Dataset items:

· · · ·

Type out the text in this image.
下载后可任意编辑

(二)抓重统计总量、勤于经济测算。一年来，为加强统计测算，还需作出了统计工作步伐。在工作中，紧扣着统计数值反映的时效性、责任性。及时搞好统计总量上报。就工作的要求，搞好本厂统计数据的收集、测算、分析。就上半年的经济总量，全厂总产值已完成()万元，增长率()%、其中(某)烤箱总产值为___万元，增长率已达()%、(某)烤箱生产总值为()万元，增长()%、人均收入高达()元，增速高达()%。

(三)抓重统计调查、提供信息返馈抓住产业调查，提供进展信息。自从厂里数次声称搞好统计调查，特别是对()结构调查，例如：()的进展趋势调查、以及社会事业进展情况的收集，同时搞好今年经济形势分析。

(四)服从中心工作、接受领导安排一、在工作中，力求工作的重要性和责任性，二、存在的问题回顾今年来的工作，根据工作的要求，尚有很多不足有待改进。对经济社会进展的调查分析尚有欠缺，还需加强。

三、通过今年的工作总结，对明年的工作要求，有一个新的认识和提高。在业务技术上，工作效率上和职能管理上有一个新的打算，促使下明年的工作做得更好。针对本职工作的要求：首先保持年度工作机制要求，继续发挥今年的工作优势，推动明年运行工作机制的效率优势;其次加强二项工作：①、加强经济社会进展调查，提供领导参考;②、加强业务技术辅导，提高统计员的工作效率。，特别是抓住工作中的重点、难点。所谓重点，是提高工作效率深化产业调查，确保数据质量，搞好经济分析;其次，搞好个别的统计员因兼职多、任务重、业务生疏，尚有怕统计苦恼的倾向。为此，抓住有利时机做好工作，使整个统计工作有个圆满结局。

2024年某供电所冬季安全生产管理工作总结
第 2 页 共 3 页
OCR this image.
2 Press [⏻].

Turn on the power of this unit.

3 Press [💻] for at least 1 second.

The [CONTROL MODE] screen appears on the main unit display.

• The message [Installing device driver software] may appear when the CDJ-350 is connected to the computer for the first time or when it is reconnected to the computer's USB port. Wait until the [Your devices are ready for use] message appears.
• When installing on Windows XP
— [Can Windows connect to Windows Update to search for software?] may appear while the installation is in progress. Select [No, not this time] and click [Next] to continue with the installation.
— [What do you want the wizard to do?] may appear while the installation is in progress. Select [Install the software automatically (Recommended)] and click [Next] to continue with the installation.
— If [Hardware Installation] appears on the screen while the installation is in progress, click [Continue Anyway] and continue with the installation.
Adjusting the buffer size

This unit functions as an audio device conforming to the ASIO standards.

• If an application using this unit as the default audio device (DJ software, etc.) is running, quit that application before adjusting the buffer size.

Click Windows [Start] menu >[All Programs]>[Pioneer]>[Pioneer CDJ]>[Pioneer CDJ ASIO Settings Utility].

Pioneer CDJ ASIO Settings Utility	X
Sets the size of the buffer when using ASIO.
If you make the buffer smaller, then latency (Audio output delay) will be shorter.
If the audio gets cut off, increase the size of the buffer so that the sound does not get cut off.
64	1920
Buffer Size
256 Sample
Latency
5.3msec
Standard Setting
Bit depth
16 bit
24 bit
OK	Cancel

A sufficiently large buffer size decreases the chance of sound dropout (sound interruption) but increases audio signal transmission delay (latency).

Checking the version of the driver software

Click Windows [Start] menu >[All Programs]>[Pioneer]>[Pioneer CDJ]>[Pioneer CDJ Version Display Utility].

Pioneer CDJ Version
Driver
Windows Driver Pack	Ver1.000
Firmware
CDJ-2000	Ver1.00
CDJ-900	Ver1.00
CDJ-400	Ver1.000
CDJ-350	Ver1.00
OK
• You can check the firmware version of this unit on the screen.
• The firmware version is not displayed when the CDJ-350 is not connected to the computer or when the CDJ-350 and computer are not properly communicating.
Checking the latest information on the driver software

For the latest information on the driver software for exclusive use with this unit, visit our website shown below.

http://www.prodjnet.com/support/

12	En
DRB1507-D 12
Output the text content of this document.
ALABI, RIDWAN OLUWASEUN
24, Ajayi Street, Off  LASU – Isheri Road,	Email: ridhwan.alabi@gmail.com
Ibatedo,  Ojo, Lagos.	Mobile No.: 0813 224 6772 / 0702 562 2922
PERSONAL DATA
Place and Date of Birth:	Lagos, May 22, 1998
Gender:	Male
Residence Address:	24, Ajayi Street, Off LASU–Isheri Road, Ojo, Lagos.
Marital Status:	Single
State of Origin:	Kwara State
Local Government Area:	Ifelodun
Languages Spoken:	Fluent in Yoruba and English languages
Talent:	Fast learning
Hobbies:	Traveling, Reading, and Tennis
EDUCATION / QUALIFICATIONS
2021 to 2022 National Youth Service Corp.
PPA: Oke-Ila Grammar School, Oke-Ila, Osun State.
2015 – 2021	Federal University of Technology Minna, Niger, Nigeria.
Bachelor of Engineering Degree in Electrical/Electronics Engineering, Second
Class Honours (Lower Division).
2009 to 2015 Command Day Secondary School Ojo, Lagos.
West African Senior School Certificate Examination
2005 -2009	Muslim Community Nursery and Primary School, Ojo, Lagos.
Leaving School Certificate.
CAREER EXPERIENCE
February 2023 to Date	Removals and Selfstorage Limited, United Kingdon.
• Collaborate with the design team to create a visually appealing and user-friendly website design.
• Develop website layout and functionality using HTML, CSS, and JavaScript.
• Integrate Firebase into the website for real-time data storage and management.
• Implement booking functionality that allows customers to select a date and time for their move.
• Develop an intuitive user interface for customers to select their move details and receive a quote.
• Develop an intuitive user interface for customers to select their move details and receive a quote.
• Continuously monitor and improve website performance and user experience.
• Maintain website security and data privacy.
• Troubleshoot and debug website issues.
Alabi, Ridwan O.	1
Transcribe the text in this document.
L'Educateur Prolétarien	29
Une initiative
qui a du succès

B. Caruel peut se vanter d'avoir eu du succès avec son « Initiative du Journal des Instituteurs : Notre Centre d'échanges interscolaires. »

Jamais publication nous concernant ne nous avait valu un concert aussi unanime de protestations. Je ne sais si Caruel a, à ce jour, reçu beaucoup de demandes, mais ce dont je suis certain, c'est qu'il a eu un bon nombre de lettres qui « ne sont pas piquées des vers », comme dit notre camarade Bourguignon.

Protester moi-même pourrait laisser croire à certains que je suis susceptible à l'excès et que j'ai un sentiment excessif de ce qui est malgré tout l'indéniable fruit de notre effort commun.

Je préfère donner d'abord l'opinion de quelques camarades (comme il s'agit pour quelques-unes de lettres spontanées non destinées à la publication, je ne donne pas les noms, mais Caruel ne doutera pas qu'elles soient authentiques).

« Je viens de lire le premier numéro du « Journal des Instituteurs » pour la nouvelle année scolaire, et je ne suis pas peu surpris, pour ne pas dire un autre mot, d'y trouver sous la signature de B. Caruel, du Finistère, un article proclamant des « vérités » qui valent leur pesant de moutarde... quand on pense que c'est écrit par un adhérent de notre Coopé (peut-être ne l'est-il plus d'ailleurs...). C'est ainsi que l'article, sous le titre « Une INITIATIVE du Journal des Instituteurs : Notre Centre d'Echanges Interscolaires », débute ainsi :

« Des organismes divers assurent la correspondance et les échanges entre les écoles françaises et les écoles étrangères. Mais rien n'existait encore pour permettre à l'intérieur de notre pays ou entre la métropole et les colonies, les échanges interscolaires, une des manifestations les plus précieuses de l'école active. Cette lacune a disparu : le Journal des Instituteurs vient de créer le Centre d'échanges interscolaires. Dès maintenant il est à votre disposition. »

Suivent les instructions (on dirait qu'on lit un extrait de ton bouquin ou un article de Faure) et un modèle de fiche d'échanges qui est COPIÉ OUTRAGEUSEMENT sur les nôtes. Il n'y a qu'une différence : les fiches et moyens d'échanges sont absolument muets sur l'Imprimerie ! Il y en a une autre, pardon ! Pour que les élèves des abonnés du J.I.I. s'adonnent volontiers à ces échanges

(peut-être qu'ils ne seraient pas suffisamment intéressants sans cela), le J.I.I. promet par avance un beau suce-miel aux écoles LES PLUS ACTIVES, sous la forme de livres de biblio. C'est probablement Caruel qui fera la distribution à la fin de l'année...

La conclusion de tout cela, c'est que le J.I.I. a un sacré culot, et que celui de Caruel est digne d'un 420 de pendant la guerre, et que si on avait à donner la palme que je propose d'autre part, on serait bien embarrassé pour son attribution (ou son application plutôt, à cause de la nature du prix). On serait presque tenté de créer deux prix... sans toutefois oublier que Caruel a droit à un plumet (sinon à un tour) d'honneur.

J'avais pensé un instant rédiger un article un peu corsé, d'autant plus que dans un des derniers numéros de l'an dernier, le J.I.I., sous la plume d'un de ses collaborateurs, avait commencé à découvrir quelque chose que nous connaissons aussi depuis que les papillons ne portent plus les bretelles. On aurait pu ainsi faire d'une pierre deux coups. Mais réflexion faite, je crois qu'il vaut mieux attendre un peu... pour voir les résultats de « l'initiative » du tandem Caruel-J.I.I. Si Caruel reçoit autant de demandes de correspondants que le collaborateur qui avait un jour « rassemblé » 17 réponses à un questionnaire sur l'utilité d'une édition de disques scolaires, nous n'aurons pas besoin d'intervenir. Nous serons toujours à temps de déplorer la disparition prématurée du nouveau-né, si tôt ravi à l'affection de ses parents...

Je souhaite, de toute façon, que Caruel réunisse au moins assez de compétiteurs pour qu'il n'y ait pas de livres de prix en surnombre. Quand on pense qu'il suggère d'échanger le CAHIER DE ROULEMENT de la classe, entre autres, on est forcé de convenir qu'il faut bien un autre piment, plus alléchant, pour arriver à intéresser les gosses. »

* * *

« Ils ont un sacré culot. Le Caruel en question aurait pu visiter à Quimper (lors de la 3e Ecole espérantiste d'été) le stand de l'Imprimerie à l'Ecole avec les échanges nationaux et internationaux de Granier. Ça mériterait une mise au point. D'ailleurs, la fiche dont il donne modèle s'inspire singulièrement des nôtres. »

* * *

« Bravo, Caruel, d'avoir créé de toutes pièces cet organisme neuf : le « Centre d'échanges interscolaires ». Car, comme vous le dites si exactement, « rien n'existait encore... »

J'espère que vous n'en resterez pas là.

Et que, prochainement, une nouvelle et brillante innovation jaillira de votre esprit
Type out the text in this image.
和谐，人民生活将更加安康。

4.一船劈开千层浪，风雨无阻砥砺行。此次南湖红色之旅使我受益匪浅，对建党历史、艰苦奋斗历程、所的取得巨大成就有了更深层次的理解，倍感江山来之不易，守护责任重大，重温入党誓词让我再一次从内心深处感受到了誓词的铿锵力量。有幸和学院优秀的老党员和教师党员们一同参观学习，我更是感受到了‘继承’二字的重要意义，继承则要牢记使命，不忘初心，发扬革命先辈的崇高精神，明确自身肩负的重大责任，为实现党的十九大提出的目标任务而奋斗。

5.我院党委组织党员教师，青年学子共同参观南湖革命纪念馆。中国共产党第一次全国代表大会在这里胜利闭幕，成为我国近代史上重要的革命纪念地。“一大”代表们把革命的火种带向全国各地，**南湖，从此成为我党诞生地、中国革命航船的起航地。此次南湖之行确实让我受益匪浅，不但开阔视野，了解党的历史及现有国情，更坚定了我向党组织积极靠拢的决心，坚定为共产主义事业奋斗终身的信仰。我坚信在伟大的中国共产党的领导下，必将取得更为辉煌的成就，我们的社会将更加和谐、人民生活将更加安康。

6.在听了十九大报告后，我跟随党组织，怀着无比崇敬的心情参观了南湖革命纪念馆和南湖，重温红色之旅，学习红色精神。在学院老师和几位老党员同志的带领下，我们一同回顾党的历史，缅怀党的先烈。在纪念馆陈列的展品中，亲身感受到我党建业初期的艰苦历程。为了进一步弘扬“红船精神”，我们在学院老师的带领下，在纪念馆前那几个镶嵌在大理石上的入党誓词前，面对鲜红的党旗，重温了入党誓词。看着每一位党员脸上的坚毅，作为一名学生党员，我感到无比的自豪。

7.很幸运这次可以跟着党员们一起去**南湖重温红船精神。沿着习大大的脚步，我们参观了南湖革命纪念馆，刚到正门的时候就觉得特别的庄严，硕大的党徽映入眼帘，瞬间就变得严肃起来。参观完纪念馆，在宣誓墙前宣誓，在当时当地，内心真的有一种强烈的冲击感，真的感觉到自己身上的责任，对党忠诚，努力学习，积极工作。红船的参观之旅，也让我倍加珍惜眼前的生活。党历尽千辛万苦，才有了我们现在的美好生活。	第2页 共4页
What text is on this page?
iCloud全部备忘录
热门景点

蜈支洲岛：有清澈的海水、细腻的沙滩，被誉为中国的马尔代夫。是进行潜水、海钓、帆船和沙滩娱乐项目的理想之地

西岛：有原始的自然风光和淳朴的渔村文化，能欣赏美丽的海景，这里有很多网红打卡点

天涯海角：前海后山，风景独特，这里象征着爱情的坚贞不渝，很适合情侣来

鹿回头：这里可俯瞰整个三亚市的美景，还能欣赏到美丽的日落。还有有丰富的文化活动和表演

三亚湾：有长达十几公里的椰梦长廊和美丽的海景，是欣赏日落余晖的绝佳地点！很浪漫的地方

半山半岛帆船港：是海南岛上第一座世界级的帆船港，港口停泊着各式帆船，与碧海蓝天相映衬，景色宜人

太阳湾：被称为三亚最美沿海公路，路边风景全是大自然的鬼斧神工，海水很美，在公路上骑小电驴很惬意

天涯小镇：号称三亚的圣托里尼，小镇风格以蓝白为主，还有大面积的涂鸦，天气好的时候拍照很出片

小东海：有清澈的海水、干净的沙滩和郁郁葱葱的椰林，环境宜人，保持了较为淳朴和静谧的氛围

· · · ·

◆ **Problem details**
Find the lines containing "lettres" and list every one of them.

◆ **Task solution**
Jamais publication nous concernant ne nous avait valu un concert aussi unanime de protestations. Je ne sais si Caruel a, à ce jour, reçu beaucoup de demandes, mais ce dont je suis certain, c'est qu'il a eu un bon nombre de lettres qui « ne sont pas piquées des vers », comme dit notre camarade Bourguignon.
Je préfère donner d'abord l'opinion de quelques camarades (comme il s'agit pour quelques-unes de lettres spontanées non destinées à la publication, je ne donne pas les noms, mais Caruel ne doutera pas qu'elles soient authentiques).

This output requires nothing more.